Stated problem:
Write out, as a JSON list of strings with one string per line, the lines of the listing below starting with the line that contains "Enumerate the UI" and continuing through the line that contains "data-point bbox=[331, 326, 339, 334]". Include both end lines and omit any blank lines.

Extracted material:
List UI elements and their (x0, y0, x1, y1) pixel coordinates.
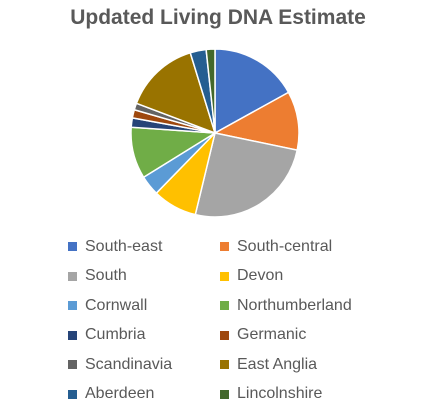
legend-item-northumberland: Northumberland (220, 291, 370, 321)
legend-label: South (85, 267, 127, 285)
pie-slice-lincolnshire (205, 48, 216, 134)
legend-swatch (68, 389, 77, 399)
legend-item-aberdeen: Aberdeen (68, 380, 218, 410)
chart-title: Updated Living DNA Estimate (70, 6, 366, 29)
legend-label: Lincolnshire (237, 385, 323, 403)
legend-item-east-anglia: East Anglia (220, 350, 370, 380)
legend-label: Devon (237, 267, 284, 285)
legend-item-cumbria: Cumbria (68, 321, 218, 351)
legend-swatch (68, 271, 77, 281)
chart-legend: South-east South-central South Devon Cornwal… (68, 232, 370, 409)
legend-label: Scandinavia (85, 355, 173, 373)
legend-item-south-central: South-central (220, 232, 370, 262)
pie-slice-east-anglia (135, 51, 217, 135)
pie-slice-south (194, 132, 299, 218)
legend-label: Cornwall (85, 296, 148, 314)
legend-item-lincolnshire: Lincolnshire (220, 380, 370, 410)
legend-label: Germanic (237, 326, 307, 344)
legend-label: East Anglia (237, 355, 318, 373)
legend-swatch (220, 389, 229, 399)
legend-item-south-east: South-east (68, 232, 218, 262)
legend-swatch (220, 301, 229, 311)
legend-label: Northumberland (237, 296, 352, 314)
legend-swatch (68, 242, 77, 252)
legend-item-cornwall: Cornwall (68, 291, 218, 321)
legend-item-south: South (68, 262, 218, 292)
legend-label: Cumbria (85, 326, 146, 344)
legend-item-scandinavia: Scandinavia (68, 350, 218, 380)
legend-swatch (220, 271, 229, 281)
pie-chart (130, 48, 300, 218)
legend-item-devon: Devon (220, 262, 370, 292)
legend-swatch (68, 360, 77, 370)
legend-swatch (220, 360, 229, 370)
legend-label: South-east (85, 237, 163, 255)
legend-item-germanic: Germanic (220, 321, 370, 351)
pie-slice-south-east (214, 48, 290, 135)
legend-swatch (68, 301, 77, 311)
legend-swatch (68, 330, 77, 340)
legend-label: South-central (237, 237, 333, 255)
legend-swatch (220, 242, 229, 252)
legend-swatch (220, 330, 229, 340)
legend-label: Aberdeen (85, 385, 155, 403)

...

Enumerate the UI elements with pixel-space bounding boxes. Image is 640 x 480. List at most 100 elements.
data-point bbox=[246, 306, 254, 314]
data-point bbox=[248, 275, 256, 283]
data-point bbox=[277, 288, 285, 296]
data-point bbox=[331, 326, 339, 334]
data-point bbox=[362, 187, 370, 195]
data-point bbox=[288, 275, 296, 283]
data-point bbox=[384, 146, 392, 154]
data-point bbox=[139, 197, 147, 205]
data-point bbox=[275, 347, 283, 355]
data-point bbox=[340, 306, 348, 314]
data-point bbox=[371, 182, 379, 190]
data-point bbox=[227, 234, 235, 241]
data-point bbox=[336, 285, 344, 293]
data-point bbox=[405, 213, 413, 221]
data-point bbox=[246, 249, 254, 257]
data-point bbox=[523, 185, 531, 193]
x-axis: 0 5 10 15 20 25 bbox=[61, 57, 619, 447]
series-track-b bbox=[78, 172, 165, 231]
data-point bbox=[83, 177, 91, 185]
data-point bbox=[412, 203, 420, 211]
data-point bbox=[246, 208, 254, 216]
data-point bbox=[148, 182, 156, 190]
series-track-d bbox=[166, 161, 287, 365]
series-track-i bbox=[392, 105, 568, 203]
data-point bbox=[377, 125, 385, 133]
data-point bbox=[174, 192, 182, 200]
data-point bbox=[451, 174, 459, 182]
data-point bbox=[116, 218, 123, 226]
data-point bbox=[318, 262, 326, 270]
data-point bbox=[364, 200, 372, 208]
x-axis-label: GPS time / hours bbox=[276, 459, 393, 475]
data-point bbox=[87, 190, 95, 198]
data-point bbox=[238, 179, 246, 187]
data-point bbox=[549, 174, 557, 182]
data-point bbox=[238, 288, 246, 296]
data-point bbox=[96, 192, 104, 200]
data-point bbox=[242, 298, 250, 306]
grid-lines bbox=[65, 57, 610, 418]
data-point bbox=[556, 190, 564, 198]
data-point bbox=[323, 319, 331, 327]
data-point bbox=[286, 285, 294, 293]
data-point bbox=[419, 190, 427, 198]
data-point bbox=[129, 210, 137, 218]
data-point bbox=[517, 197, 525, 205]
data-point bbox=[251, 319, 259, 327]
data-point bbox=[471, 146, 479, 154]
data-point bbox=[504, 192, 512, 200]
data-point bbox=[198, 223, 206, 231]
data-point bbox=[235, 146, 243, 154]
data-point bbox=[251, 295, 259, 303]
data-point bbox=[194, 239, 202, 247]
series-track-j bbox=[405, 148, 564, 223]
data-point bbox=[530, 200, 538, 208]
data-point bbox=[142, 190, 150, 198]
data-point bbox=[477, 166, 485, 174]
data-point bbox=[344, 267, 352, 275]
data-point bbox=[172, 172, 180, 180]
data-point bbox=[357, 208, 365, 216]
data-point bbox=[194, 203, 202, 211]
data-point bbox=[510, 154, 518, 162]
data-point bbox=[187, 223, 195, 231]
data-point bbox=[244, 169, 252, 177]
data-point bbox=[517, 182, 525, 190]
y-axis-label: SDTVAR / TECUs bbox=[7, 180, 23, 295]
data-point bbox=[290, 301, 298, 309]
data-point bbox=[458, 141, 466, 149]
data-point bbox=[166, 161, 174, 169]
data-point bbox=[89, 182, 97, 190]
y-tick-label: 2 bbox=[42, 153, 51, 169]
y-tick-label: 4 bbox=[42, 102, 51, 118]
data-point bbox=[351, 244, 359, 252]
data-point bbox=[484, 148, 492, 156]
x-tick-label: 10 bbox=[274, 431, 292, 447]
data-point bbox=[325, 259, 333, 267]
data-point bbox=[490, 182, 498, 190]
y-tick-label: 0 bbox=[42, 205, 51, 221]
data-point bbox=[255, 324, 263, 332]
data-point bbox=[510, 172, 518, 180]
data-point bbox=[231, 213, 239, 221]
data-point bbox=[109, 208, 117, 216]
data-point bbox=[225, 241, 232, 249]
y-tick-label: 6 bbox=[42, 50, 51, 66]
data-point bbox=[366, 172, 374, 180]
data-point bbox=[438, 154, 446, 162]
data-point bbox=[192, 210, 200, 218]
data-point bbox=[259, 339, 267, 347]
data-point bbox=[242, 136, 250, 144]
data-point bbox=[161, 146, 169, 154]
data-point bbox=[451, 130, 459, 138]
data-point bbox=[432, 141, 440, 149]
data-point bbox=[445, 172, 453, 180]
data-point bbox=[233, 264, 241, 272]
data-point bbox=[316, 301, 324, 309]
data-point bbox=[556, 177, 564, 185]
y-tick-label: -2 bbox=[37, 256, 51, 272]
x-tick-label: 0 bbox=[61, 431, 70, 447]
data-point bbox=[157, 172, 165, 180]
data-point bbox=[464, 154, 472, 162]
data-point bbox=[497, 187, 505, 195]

Answer for this exercise:
[
  "Enumerate the UI elements with pixel-space bounding boxes. Image is 640 x 480. List at most 100 elements.",
  "data-point bbox=[246, 306, 254, 314]",
  "data-point bbox=[248, 275, 256, 283]",
  "data-point bbox=[277, 288, 285, 296]",
  "data-point bbox=[331, 326, 339, 334]"
]